Job
Write the count of lines that contain the word "this" and nothing else.
[start]
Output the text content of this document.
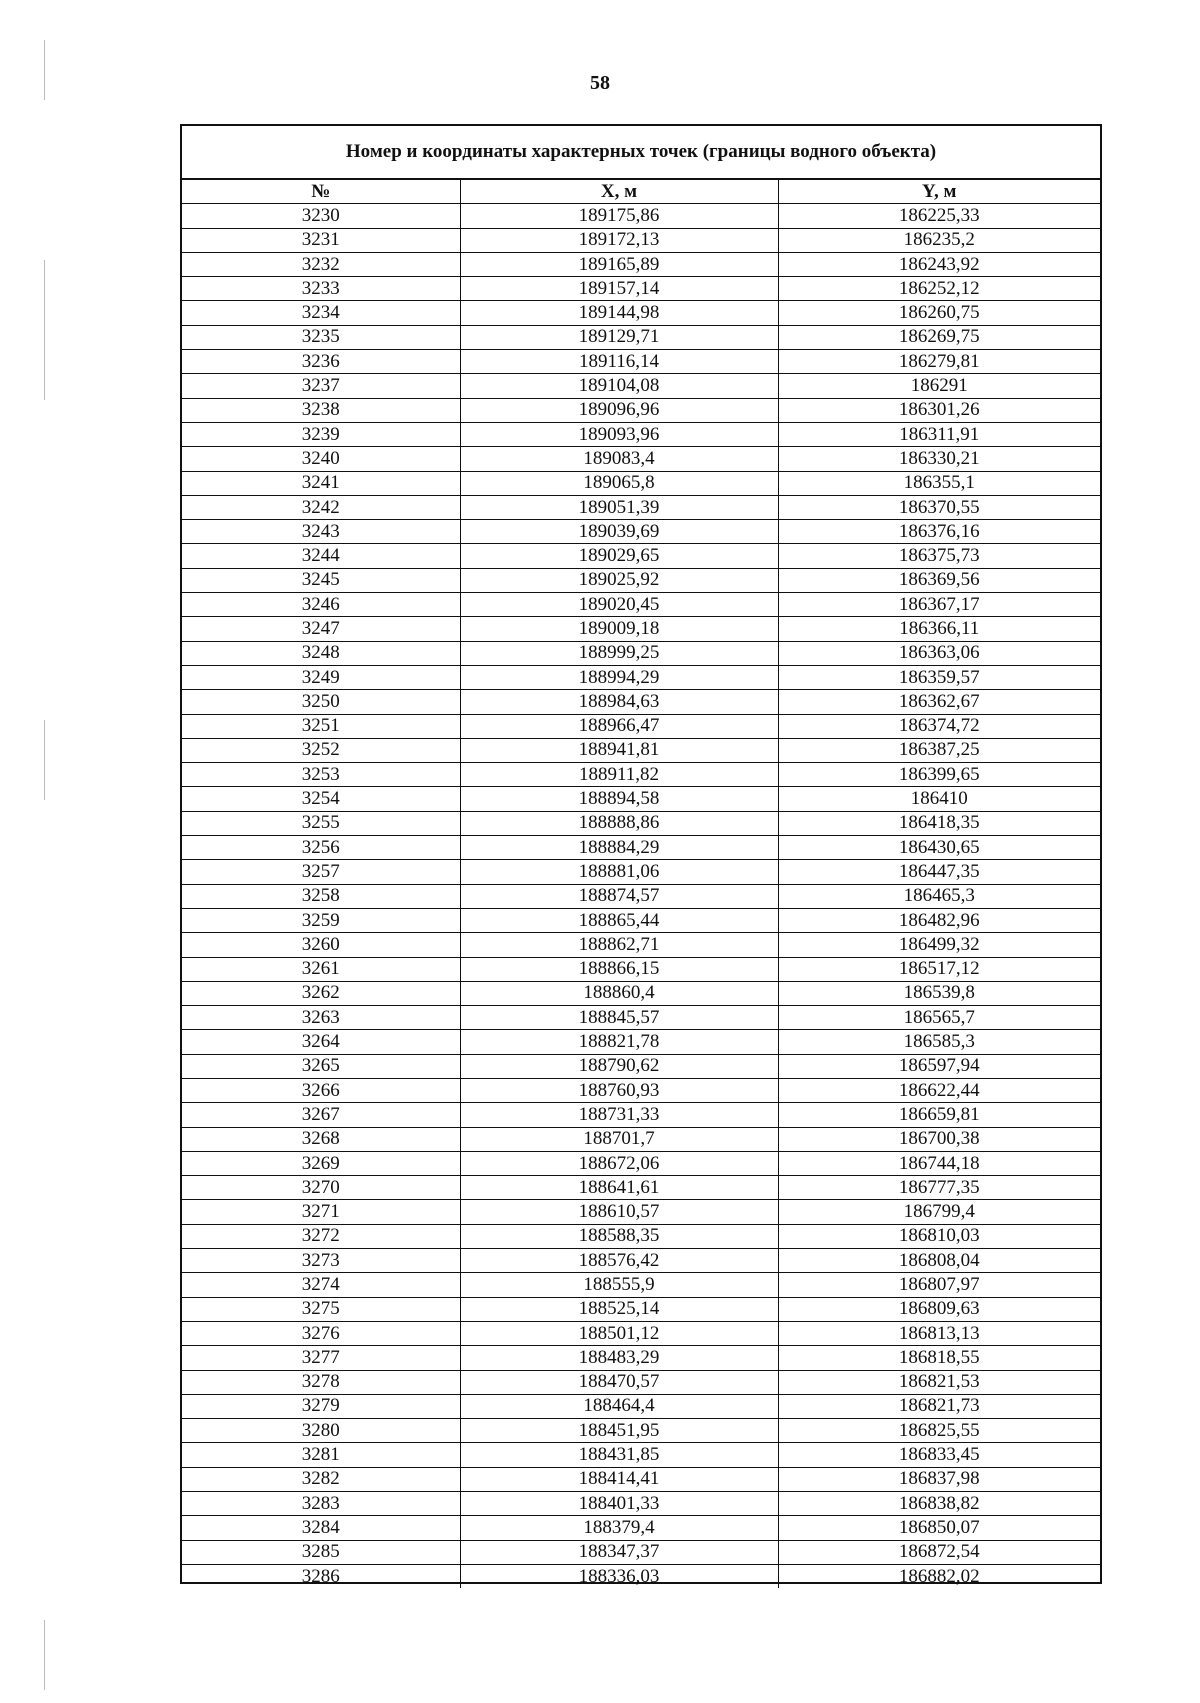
58
Номер и координаты характерных точек (границы водного объекта)
№	X, м	Y, м
3230	189175,86	186225,33
3231	189172,13	186235,2
3232	189165,89	186243,92
3233	189157,14	186252,12
3234	189144,98	186260,75
3235	189129,71	186269,75
3236	189116,14	186279,81
3237	189104,08	186291
3238	189096,96	186301,26
3239	189093,96	186311,91
3240	189083,4	186330,21
3241	189065,8	186355,1
3242	189051,39	186370,55
3243	189039,69	186376,16
3244	189029,65	186375,73
3245	189025,92	186369,56
3246	189020,45	186367,17
3247	189009,18	186366,11
3248	188999,25	186363,06
3249	188994,29	186359,57
3250	188984,63	186362,67
3251	188966,47	186374,72
3252	188941,81	186387,25
3253	188911,82	186399,65
3254	188894,58	186410
3255	188888,86	186418,35
3256	188884,29	186430,65
3257	188881,06	186447,35
3258	188874,57	186465,3
3259	188865,44	186482,96
3260	188862,71	186499,32
3261	188866,15	186517,12
3262	188860,4	186539,8
3263	188845,57	186565,7
3264	188821,78	186585,3
3265	188790,62	186597,94
3266	188760,93	186622,44
3267	188731,33	186659,81
3268	188701,7	186700,38
3269	188672,06	186744,18
3270	188641,61	186777,35
3271	188610,57	186799,4
3272	188588,35	186810,03
3273	188576,42	186808,04
3274	188555,9	186807,97
3275	188525,14	186809,63
3276	188501,12	186813,13
3277	188483,29	186818,55
3278	188470,57	186821,53
3279	188464,4	186821,73
3280	188451,95	186825,55
3281	188431,85	186833,45
3282	188414,41	186837,98
3283	188401,33	186838,82
3284	188379,4	186850,07
3285	188347,37	186872,54
3286	188336,03	186882,02
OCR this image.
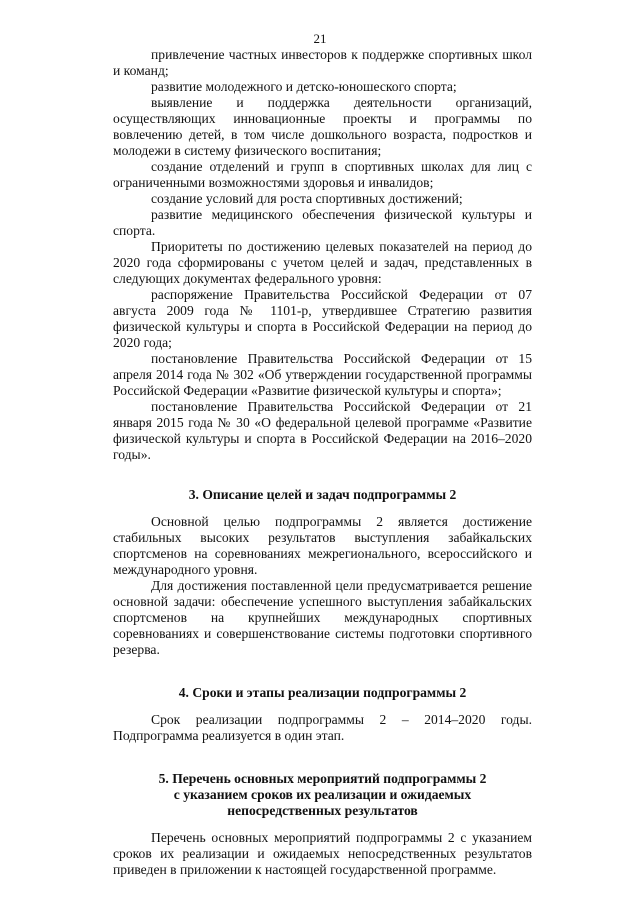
21

привлечение частных инвесторов к поддержке спортивных школ и команд;

развитие молодежного и детско-юношеского спорта;

выявление и поддержка деятельности организаций, осуществляющих инновационные проекты и программы по вовлечению детей, в том числе дошкольного возраста, подростков и молодежи в систему физического воспитания;

создание отделений и групп в спортивных школах для лиц с ограниченными возможностями здоровья и инвалидов;

создание условий для роста спортивных достижений;

развитие медицинского обеспечения физической культуры и спорта.

Приоритеты по достижению целевых показателей на период до 2020 года сформированы с учетом целей и задач, представленных в следующих документах федерального уровня:

распоряжение Правительства Российской Федерации от 07 августа 2009 года № 1101-р, утвердившее Стратегию развития физической культуры и спорта в Российской Федерации на период до 2020 года;

постановление Правительства Российской Федерации от 15 апреля 2014 года № 302 «Об утверждении государственной программы Российской Федерации «Развитие физической культуры и спорта»;

постановление Правительства Российской Федерации от 21 января 2015 года № 30 «О федеральной целевой программе «Развитие физической культуры и спорта в Российской Федерации на 2016–2020 годы».

3. Описание целей и задач подпрограммы 2

Основной целью подпрограммы 2 является достижение стабильных высоких результатов выступления забайкальских спортсменов на соревнованиях межрегионального, всероссийского и международного уровня.

Для достижения поставленной цели предусматривается решение основной задачи: обеспечение успешного выступления забайкальских спортсменов на крупнейших международных спортивных соревнованиях и совершенствование системы подготовки спортивного резерва.

4. Сроки и этапы реализации подпрограммы 2

Срок реализации подпрограммы 2 – 2014–2020 годы. Подпрограмма реализуется в один этап.

5. Перечень основных мероприятий подпрограммы 2
с указанием сроков их реализации и ожидаемых
непосредственных результатов

Перечень основных мероприятий подпрограммы 2 с указанием сроков их реализации и ожидаемых непосредственных результатов приведен в приложении к настоящей государственной программе.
[end]
Answer
2